Extract the listing in its entirety, keeping each line identical to the original.

^^^^^^^^^^^^^^^^

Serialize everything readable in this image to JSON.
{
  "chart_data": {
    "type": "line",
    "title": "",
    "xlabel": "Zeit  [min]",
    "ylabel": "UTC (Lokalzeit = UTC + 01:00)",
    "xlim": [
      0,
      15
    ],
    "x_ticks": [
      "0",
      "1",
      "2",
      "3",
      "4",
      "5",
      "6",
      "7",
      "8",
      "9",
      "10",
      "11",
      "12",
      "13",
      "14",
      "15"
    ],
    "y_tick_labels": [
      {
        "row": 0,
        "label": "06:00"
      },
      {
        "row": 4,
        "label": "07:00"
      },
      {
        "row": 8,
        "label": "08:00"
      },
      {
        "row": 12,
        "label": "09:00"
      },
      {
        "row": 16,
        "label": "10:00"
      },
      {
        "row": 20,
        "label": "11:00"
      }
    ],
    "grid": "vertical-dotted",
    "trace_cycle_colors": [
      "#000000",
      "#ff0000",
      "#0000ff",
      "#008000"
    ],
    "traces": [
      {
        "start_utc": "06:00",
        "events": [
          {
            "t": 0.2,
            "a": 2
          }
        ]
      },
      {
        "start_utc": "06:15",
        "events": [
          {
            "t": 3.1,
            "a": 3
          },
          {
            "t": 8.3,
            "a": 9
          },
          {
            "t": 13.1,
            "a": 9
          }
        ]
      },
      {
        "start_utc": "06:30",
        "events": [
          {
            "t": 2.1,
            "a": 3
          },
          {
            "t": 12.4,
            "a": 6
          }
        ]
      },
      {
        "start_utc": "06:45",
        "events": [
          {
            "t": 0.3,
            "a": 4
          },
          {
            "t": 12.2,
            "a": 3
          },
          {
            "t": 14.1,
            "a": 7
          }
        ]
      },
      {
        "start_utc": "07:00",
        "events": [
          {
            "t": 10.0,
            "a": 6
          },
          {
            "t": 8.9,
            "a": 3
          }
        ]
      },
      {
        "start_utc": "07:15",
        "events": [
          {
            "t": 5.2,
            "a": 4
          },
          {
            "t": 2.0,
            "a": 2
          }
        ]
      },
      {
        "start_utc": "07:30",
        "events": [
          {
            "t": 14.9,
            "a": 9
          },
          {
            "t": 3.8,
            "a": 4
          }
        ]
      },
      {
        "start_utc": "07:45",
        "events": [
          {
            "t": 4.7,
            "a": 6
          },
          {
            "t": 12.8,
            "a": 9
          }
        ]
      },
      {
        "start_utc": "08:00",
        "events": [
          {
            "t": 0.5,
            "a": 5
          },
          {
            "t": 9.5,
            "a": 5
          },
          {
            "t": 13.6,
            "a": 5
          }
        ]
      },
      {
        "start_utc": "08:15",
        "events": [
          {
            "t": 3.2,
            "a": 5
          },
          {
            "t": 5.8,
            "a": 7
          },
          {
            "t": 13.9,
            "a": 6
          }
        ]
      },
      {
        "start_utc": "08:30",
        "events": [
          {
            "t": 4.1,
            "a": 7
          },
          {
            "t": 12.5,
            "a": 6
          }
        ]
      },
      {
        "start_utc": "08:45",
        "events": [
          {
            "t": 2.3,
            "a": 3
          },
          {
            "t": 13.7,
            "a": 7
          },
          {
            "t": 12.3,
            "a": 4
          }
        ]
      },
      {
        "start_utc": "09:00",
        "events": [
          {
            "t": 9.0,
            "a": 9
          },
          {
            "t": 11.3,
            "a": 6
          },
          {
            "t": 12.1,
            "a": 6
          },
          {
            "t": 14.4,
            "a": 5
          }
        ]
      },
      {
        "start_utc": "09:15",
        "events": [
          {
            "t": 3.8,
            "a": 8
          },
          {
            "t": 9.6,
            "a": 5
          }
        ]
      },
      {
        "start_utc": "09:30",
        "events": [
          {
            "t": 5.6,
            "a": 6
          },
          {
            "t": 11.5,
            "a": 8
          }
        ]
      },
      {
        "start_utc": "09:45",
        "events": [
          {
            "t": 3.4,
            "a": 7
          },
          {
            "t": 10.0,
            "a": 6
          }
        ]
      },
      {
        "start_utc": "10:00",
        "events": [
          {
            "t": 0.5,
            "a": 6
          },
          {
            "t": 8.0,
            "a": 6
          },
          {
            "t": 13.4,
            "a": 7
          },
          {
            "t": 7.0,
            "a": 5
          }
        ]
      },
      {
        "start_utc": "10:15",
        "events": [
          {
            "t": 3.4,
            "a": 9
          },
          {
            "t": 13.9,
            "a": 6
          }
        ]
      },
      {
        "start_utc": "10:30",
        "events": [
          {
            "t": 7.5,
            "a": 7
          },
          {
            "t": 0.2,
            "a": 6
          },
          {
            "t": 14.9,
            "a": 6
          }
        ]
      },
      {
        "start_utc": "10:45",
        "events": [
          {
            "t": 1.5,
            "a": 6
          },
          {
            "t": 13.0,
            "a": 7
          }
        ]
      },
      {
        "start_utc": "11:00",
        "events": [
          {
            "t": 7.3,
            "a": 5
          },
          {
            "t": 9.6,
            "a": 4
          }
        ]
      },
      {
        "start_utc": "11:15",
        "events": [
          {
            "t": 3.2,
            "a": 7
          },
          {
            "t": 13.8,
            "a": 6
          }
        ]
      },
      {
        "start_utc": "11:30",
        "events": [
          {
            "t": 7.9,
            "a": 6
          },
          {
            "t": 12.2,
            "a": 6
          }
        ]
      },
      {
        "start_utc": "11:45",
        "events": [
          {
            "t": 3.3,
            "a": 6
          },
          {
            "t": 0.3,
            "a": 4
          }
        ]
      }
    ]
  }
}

^^^^^^^^^^^^^^^^

# THE REPLY
Serialize everything readable in this image to JSON.
{
  "chart_data": {
    "type": "line",
    "title": "",
    "xlabel": "Zeit  [min]",
    "ylabel": "UTC (Lokalzeit = UTC + 01:00)",
    "xlim": [
      0,
      15
    ],
    "x_ticks": [
      "0",
      "1",
      "2",
      "3",
      "4",
      "5",
      "6",
      "7",
      "8",
      "9",
      "10",
      "11",
      "12",
      "13",
      "14",
      "15"
    ],
    "y_tick_labels": [
      {
        "row": 0,
        "label": "06:00"
      },
      {
        "row": 4,
        "label": "07:00"
      },
      {
        "row": 8,
        "label": "08:00"
      },
      {
        "row": 12,
        "label": "09:00"
      },
      {
        "row": 16,
        "label": "10:00"
      },
      {
        "row": 20,
        "label": "11:00"
      }
    ],
    "grid": "vertical-dotted",
    "trace_cycle_colors": [
      "#000000",
      "#ff0000",
      "#0000ff",
      "#008000"
    ],
    "traces": [
      {
        "start_utc": "06:00",
        "events": [
          {
            "t": 0.2,
            "a": 2
          }
        ]
      },
      {
        "start_utc": "06:15",
        "events": [
          {
            "t": 3.1,
            "a": 3
          },
          {
            "t": 8.3,
            "a": 9
          },
          {
            "t": 13.1,
            "a": 9
          }
        ]
      },
      {
        "start_utc": "06:30",
        "events": [
          {
            "t": 2.1,
            "a": 3
          },
          {
            "t": 12.4,
            "a": 6
          }
        ]
      },
      {
        "start_utc": "06:45",
        "events": [
          {
            "t": 0.3,
            "a": 4
          },
          {
            "t": 12.2,
            "a": 3
          },
          {
            "t": 14.1,
            "a": 7
          }
        ]
      },
      {
        "start_utc": "07:00",
        "events": [
          {
            "t": 10.0,
            "a": 6
          },
          {
            "t": 8.9,
            "a": 3
          }
        ]
      },
      {
        "start_utc": "07:15",
        "events": [
          {
            "t": 5.2,
            "a": 4
          },
          {
            "t": 2.0,
            "a": 2
          }
        ]
      },
      {
        "start_utc": "07:30",
        "events": [
          {
            "t": 14.9,
            "a": 9
          },
          {
            "t": 3.8,
            "a": 4
          }
        ]
      },
      {
        "start_utc": "07:45",
        "events": [
          {
            "t": 4.7,
            "a": 6
          },
          {
            "t": 12.8,
            "a": 9
          }
        ]
      },
      {
        "start_utc": "08:00",
        "events": [
          {
            "t": 0.5,
            "a": 5
          },
          {
            "t": 9.5,
            "a": 5
          },
          {
            "t": 13.6,
            "a": 5
          }
        ]
      },
      {
        "start_utc": "08:15",
        "events": [
          {
            "t": 3.2,
            "a": 5
          },
          {
            "t": 5.8,
            "a": 7
          },
          {
            "t": 13.9,
            "a": 6
          }
        ]
      },
      {
        "start_utc": "08:30",
        "events": [
          {
            "t": 4.1,
            "a": 7
          },
          {
            "t": 12.5,
            "a": 6
          }
        ]
      },
      {
        "start_utc": "08:45",
        "events": [
          {
            "t": 2.3,
            "a": 3
          },
          {
            "t": 13.7,
            "a": 7
          },
          {
            "t": 12.3,
            "a": 4
          }
        ]
      },
      {
        "start_utc": "09:00",
        "events": [
          {
            "t": 9.0,
            "a": 9
          },
          {
            "t": 11.3,
            "a": 6
          },
          {
            "t": 12.1,
            "a": 6
          },
          {
            "t": 14.4,
            "a": 5
          }
        ]
      },
      {
        "start_utc": "09:15",
        "events": [
          {
            "t": 3.8,
            "a": 8
          },
          {
            "t": 9.6,
            "a": 5
          }
        ]
      },
      {
        "start_utc": "09:30",
        "events": [
          {
            "t": 5.6,
            "a": 6
          },
          {
            "t": 11.5,
            "a": 8
          }
        ]
      },
      {
        "start_utc": "09:45",
        "events": [
          {
            "t": 3.4,
            "a": 7
          },
          {
            "t": 10.0,
            "a": 6
          }
        ]
      },
      {
        "start_utc": "10:00",
        "events": [
          {
            "t": 0.5,
            "a": 6
          },
          {
            "t": 8.0,
            "a": 6
          },
          {
            "t": 13.4,
            "a": 7
          },
          {
            "t": 7.0,
            "a": 5
          }
        ]
      },
      {
        "start_utc": "10:15",
        "events": [
          {
            "t": 3.4,
            "a": 9
          },
          {
            "t": 13.9,
            "a": 6
          }
        ]
      },
      {
        "start_utc": "10:30",
        "events": [
          {
            "t": 7.5,
            "a": 7
          },
          {
            "t": 0.2,
            "a": 6
          },
          {
            "t": 14.9,
            "a": 6
          }
        ]
      },
      {
        "start_utc": "10:45",
        "events": [
          {
            "t": 1.5,
            "a": 6
          },
          {
            "t": 13.0,
            "a": 7
          }
        ]
      },
      {
        "start_utc": "11:00",
        "events": [
          {
            "t": 7.3,
            "a": 5
          },
          {
            "t": 9.6,
            "a": 4
          }
        ]
      },
      {
        "start_utc": "11:15",
        "events": [
          {
            "t": 3.2,
            "a": 7
          },
          {
            "t": 13.8,
            "a": 6
          }
        ]
      },
      {
        "start_utc": "11:30",
        "events": [
          {
            "t": 7.9,
            "a": 6
          },
          {
            "t": 12.2,
            "a": 6
          }
        ]
      },
      {
        "start_utc": "11:45",
        "events": [
          {
            "t": 3.3,
            "a": 6
          },
          {
            "t": 0.3,
            "a": 4
          }
        ]
      }
    ]
  }
}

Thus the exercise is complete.